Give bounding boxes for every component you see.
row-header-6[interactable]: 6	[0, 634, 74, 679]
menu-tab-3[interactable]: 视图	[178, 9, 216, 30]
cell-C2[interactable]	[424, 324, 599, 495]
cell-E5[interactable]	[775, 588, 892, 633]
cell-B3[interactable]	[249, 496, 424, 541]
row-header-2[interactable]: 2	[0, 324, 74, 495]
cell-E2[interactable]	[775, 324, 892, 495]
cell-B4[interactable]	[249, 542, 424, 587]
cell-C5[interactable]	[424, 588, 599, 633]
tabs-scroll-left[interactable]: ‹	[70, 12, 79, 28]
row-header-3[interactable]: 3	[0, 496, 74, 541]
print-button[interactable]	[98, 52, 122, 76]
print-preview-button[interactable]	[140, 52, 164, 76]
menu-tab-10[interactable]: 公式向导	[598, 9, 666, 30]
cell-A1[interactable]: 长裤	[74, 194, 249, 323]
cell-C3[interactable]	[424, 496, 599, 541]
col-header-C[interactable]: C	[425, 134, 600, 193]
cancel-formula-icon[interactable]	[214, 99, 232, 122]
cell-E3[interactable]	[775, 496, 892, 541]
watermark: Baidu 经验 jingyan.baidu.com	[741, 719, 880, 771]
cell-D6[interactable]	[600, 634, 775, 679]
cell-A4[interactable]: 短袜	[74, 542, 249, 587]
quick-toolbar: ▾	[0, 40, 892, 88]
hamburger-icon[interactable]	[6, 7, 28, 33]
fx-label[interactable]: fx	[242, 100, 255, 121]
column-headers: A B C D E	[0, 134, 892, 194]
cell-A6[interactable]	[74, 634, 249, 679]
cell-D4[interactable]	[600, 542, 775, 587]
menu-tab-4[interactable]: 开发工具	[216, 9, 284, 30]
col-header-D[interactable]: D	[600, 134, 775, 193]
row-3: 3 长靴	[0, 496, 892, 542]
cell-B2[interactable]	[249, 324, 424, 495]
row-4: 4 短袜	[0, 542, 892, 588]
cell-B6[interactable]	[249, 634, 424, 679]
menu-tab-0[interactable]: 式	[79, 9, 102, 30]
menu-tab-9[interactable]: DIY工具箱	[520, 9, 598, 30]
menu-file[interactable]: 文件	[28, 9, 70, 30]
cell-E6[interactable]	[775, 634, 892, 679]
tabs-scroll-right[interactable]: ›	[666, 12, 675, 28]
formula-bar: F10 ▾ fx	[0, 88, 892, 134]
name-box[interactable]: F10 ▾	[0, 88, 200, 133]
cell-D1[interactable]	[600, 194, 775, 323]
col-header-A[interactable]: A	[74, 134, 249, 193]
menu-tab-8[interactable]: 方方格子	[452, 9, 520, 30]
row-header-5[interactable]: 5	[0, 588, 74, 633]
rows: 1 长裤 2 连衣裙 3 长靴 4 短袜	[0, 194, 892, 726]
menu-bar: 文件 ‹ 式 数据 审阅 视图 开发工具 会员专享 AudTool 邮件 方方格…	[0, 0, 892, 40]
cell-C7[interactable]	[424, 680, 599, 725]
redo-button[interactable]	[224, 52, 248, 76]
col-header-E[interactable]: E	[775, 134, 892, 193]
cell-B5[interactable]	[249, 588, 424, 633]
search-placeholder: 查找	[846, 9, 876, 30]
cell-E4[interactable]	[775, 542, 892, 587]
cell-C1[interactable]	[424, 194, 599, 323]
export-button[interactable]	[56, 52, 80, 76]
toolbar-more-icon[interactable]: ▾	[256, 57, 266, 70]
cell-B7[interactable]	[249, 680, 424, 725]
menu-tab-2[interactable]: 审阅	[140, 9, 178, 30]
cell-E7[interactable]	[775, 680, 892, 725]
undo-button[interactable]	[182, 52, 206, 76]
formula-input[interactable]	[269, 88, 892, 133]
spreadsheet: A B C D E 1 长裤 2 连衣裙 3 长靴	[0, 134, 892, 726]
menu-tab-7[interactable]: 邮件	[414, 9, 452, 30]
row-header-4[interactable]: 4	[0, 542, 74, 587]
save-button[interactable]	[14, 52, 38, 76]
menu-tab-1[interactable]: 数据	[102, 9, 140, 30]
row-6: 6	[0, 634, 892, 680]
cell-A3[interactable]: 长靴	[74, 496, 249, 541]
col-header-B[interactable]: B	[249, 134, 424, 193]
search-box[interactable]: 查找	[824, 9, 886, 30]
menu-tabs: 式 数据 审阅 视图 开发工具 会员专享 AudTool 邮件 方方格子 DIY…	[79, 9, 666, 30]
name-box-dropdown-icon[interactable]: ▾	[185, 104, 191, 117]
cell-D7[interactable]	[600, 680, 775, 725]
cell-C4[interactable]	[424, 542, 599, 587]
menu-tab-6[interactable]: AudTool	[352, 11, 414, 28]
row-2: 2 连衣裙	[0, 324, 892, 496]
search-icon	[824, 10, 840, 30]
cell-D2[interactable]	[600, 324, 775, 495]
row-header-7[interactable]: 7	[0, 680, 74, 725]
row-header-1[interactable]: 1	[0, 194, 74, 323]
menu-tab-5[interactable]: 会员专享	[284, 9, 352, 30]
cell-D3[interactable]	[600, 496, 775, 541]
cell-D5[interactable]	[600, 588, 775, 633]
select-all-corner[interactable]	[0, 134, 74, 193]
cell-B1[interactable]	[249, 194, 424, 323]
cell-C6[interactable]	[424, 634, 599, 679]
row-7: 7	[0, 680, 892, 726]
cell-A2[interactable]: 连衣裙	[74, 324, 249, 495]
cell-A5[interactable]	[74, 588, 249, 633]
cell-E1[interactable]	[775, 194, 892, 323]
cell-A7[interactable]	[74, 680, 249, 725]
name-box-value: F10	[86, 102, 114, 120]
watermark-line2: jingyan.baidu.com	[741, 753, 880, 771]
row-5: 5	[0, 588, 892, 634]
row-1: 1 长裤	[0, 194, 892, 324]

=-=-=

# Direction
Pull out every line of the material above that contains the string "会员专享".

# Final result
menu-bar: 文件 ‹ 式 数据 审阅 视图 开发工具 会员专享 AudTool 邮件 方方格…	[0, 0, 892, 40]
menu-tabs: 式 数据 审阅 视图 开发工具 会员专享 AudTool 邮件 方方格子 DIY…	[79, 9, 666, 30]
menu-tab-5[interactable]: 会员专享	[284, 9, 352, 30]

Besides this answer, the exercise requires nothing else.